● Excerpted data:
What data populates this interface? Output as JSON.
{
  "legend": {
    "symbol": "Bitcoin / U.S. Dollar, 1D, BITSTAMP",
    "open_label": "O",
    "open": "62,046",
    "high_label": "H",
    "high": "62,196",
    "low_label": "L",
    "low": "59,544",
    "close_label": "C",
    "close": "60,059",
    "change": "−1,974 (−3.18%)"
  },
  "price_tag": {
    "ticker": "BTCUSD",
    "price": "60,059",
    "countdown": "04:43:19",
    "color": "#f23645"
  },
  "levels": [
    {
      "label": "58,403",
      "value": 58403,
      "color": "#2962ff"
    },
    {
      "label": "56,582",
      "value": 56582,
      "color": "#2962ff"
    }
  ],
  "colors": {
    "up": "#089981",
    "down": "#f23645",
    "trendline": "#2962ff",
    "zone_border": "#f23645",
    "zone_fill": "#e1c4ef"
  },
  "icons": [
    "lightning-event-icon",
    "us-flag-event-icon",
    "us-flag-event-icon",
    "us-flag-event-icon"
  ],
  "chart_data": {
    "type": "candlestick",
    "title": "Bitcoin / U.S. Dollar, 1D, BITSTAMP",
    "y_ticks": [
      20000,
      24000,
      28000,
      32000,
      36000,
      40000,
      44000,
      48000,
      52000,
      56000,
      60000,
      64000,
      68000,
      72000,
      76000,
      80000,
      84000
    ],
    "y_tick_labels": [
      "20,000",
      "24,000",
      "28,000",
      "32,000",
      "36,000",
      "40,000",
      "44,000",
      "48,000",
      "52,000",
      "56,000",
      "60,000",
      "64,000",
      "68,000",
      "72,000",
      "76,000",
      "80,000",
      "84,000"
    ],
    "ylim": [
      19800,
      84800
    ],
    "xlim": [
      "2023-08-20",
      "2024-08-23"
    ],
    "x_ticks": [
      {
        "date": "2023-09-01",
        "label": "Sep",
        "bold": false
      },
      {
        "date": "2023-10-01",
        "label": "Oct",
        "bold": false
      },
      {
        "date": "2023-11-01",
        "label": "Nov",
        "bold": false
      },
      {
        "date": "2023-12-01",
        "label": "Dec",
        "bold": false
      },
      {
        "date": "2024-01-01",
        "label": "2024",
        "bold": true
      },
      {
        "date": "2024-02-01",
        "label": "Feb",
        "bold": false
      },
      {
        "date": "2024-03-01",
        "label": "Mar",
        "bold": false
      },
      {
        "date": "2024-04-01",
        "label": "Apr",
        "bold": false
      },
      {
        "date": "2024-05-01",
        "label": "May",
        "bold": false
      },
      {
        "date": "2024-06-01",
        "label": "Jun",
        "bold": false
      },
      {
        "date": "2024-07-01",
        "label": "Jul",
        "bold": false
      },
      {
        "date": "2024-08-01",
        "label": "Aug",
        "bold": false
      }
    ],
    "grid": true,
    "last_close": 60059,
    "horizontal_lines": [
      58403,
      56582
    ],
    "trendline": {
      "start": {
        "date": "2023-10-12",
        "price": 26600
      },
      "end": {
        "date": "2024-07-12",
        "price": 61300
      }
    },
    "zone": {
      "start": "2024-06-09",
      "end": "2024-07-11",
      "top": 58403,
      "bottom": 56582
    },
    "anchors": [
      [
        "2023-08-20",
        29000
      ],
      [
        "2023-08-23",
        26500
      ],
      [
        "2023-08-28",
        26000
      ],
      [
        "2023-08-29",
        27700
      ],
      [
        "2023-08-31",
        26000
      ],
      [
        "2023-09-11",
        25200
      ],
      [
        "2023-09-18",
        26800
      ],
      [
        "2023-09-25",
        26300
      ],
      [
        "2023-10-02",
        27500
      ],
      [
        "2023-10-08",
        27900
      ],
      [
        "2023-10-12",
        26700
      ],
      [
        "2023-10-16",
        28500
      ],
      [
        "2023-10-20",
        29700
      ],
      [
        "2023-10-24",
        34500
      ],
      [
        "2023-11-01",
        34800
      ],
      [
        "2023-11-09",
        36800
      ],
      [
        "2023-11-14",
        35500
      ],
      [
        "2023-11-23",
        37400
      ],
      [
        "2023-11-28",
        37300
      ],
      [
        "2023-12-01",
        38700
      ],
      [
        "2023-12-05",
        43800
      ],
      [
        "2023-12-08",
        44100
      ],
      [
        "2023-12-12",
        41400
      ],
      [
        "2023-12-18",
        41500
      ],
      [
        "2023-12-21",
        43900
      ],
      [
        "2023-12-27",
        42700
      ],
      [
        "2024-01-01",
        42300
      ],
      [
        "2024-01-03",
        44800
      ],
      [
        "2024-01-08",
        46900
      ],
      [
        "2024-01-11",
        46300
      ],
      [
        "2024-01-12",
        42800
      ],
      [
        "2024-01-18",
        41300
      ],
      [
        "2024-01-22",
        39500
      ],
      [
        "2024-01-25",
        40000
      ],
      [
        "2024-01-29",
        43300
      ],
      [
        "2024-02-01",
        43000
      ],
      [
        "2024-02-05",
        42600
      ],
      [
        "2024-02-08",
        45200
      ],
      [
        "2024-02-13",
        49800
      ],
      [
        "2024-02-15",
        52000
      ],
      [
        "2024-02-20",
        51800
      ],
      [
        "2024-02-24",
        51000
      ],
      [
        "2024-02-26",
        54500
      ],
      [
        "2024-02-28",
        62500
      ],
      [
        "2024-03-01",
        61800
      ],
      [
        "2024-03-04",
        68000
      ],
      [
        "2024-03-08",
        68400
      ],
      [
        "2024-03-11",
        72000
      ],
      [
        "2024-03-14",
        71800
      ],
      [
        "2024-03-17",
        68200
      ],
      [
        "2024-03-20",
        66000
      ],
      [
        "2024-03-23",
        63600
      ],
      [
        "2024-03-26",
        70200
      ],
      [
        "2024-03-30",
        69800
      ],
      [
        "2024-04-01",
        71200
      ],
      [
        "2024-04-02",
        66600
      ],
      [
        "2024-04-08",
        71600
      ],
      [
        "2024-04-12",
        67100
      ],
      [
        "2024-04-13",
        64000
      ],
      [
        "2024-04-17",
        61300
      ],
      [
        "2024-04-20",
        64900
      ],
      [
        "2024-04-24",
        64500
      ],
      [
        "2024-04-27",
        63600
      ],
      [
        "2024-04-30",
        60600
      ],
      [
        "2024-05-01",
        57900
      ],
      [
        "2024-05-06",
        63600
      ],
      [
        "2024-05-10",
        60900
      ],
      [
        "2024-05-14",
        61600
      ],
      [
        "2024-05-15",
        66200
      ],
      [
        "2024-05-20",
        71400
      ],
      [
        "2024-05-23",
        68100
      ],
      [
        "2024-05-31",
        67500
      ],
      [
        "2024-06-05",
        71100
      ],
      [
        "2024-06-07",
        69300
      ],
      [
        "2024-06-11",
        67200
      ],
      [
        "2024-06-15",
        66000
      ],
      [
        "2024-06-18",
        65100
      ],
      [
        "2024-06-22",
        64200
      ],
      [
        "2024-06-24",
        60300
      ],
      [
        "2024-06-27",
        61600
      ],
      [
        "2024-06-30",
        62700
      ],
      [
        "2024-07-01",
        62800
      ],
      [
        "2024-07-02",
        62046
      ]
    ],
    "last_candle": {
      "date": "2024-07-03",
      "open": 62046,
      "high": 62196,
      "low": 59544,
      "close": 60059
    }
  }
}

● Stated task:
Search the data for "event" and list every line in which it occurs.

● Answer to this problem:
    "lightning-event-icon",
    "us-flag-event-icon",
    "us-flag-event-icon",
    "us-flag-event-icon"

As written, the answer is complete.